| Work item |
Answer these questions on the account of stays at Chithurst monastery:
(a) Where did people sleep at the monastery?
(b) Which practice did Anando add to the daily routine, and when and where was it done?
(c) What name did Anando give when the writer prayed for him as Ajahn Anando?

| Reading passage |

================

I made several visits to the monastery at Chithurst (Wat Pa Cittaviveka), participated in the meditation, chanting and work programmes. Then, in the summer of, I think, 1985 spent several weeks staying there.

The monastery was still in relatively early days and had a makeshift feel about it, none of the new buildings which are now so beautiful had been put up and once passed the smart shrine room and reception rooms downstairs there was a definite roughness to the whole place. Accommodation was on mattresses on the floor in shared dormitory type rooms, with bathrooms shared by monks and guests alike.

The rough quality enhanced Ajahn Anando’s military style leadership and he was clearly the commander of the place in every way. But alongside the formality of the hierarchical Thai monastic tradition Anando brought an American egalitarianism and an almost military sense of leading from the front and everyone mucking in together.

ananAnando was an extraordinary meditation teacher, he taught with great energy and intensity. It is no surprise to read later that he was nervous and anxious about teaching; that nervous energy expressed itself in the intensity of his teaching. Young as I was I was aware that he was a complex person, playing with his roles and personality, restless, energetic and exploring.

Monastic life in the Thai tradition is already full, with chanting and meditation, formal meals and teaching, Anando added to it other exercises, particularly in my time, the practice of Tai Chi on the lawn in front of the monastery in the early dawn before the morning chanting and meditation session. Attending those sessions was just a matter of following/copying him with little practical instruction. Nor did it seem to be a choice for those he thought should attend, a simple instruction to be ready at the front of the house at a certain time.

He was generous with attention, and spent many hours talking to me, teaching me basic Tai Chi moves and meditation, about the mind and about his interest in awareness of the unseen. I used to walk down to the stunning little medieval church, a few hundred yards down the lane, twice a day to say my prayers. He seemed to be fascinated by this and by why I walked to the church when I could have used a corner of the monastery or sat outside in the woods. I have always had a strong sense of unseen presences, good and evil, and he too seemed aware of that. On a couple of occasions, he walked to the church with me and meditated on the ground while I said or sang the Office. When I prayed for him by name, as Ajahn Anando, he corrected me, ‘Greg’, although I never dared call him that.

After that summer I saw him a few times again at Chithurst and once or perhaps twice at Amaravati, the north London community that the Forst Sangha established at about that time. He was always generous with attention and careful to remember what he had been told. My own interests were moving on and I didn’t stay at any of the monasteries after the late 80s.

I didn’t hear of Anando again until someone told me that he had disrobed and married, developed a brain tuma, from the wound in his head from the Vietnam war, and died. Calling in at the monastery I was able to place flowers on his grave and give thanks for the brief connection.

================

(Items listed in a dataset)

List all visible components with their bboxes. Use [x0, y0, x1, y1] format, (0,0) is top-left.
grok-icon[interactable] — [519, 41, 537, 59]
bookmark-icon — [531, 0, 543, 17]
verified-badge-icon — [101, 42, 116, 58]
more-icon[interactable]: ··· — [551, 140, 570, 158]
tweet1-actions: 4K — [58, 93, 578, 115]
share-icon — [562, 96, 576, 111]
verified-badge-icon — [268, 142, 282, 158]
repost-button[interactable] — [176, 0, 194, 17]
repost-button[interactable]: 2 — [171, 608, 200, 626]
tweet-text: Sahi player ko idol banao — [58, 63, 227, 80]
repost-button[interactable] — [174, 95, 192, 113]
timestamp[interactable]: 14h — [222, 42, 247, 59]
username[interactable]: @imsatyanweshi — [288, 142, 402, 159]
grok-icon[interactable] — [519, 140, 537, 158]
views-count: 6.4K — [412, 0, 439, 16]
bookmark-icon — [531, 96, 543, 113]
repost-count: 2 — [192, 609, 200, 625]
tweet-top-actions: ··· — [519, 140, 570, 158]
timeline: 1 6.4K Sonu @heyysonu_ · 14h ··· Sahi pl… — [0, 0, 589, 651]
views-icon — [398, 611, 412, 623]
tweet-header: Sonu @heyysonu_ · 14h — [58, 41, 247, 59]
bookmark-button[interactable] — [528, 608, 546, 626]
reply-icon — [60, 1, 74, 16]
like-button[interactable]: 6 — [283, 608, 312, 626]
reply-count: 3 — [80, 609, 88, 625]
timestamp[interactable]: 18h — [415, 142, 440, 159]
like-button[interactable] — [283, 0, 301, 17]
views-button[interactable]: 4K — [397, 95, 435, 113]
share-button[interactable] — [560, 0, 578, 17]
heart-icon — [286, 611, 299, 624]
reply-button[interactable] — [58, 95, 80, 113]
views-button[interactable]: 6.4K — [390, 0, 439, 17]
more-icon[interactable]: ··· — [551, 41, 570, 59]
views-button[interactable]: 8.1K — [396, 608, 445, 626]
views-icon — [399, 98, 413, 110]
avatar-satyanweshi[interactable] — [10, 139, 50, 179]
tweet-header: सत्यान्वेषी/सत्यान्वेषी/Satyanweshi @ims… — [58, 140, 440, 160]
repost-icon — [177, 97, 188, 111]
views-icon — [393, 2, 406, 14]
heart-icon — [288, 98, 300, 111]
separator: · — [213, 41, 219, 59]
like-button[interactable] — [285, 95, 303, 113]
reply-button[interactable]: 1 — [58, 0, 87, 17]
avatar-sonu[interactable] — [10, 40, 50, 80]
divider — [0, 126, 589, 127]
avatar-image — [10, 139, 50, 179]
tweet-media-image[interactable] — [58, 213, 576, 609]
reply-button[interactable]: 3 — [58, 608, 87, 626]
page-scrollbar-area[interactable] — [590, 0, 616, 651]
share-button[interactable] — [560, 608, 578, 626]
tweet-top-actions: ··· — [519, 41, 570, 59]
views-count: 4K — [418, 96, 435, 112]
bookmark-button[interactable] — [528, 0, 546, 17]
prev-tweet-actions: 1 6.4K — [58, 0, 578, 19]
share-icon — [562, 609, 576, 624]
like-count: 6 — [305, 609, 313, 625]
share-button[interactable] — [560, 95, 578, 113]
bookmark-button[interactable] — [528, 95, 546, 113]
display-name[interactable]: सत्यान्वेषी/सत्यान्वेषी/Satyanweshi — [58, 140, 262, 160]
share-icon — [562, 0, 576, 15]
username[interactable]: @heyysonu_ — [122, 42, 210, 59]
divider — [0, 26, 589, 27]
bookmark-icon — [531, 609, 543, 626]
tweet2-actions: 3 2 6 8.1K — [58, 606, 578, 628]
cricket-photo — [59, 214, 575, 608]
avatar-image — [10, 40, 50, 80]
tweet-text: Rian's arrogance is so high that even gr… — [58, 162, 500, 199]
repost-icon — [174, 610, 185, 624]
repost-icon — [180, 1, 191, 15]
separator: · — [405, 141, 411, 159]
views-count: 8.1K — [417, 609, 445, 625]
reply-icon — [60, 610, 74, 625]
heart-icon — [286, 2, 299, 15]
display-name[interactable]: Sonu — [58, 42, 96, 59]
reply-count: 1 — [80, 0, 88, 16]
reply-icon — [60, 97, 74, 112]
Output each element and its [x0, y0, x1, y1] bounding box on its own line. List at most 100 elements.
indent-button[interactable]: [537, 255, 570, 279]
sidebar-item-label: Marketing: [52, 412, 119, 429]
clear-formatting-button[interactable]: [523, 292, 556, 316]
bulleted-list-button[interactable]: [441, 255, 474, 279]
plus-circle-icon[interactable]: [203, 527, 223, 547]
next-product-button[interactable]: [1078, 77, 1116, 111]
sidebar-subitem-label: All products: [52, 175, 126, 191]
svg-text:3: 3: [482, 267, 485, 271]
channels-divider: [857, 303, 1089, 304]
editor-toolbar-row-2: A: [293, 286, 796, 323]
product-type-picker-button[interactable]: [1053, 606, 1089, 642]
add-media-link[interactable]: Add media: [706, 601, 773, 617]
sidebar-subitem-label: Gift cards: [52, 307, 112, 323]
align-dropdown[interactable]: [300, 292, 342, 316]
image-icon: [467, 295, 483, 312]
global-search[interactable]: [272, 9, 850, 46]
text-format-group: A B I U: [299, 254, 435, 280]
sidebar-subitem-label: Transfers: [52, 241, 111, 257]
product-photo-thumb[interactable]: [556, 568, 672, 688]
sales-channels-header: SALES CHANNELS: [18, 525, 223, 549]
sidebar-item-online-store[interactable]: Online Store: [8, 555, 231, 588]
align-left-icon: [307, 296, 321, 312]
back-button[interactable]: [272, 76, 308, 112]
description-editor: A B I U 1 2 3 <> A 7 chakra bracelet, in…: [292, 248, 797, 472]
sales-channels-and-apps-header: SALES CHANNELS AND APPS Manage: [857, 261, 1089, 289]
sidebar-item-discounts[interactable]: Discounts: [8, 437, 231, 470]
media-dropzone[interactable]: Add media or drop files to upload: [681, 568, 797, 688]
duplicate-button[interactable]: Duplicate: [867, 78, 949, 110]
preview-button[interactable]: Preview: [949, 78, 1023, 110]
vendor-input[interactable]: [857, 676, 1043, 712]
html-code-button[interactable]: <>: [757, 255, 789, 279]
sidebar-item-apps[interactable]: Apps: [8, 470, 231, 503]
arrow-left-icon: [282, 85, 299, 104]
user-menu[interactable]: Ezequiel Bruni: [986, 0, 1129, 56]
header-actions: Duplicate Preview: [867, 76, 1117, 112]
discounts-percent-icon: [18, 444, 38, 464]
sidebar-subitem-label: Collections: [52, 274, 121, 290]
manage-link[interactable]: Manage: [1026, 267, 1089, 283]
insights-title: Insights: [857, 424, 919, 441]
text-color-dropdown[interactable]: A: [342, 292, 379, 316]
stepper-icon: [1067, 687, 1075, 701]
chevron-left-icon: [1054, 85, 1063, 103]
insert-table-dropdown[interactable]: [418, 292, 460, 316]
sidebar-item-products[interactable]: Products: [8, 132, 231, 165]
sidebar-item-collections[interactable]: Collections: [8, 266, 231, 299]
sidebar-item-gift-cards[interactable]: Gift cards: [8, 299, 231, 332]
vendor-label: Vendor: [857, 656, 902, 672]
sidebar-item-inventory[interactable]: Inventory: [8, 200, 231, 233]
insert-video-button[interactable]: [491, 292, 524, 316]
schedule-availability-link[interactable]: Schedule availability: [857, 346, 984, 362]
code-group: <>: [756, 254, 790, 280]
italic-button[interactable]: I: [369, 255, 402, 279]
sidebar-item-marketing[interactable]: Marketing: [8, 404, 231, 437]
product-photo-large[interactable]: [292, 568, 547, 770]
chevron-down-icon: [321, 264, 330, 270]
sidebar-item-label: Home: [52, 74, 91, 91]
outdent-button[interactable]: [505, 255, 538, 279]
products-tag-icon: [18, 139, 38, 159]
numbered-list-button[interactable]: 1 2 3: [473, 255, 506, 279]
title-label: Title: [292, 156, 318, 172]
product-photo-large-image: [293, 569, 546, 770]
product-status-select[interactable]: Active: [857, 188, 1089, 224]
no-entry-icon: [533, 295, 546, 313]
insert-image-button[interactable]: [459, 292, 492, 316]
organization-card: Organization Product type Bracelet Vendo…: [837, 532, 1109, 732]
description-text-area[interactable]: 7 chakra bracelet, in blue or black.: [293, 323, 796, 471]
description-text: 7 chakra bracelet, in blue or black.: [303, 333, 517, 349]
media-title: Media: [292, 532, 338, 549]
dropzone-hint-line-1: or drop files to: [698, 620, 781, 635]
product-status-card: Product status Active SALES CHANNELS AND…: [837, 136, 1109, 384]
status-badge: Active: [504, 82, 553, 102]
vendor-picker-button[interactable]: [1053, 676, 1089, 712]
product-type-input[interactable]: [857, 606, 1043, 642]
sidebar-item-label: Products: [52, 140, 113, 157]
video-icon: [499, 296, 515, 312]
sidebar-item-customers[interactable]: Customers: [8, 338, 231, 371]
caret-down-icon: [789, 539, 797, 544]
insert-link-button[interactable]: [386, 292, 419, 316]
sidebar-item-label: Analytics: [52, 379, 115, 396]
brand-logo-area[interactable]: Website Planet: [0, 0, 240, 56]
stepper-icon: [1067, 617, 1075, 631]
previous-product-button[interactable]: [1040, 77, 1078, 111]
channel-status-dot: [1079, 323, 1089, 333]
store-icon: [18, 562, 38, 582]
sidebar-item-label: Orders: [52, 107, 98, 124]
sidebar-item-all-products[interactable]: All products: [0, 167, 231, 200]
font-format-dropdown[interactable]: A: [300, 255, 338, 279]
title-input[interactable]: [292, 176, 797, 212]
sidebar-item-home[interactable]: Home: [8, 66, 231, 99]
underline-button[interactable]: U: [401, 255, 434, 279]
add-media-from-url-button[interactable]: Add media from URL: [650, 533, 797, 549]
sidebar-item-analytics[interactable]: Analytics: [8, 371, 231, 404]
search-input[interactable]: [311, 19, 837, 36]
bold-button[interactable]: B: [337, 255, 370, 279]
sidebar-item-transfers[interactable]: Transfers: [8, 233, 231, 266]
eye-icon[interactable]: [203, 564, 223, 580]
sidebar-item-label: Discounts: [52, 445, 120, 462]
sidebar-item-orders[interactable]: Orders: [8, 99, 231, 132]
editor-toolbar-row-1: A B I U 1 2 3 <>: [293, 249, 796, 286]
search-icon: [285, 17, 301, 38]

================

| Answer to this exercise |
(a) On mattresses on the floor in shared dormitory-type rooms.
(b) Tai Chi, on the lawn in front of the monastery in the early dawn before the morning chanting and meditation session.
(c) "Greg."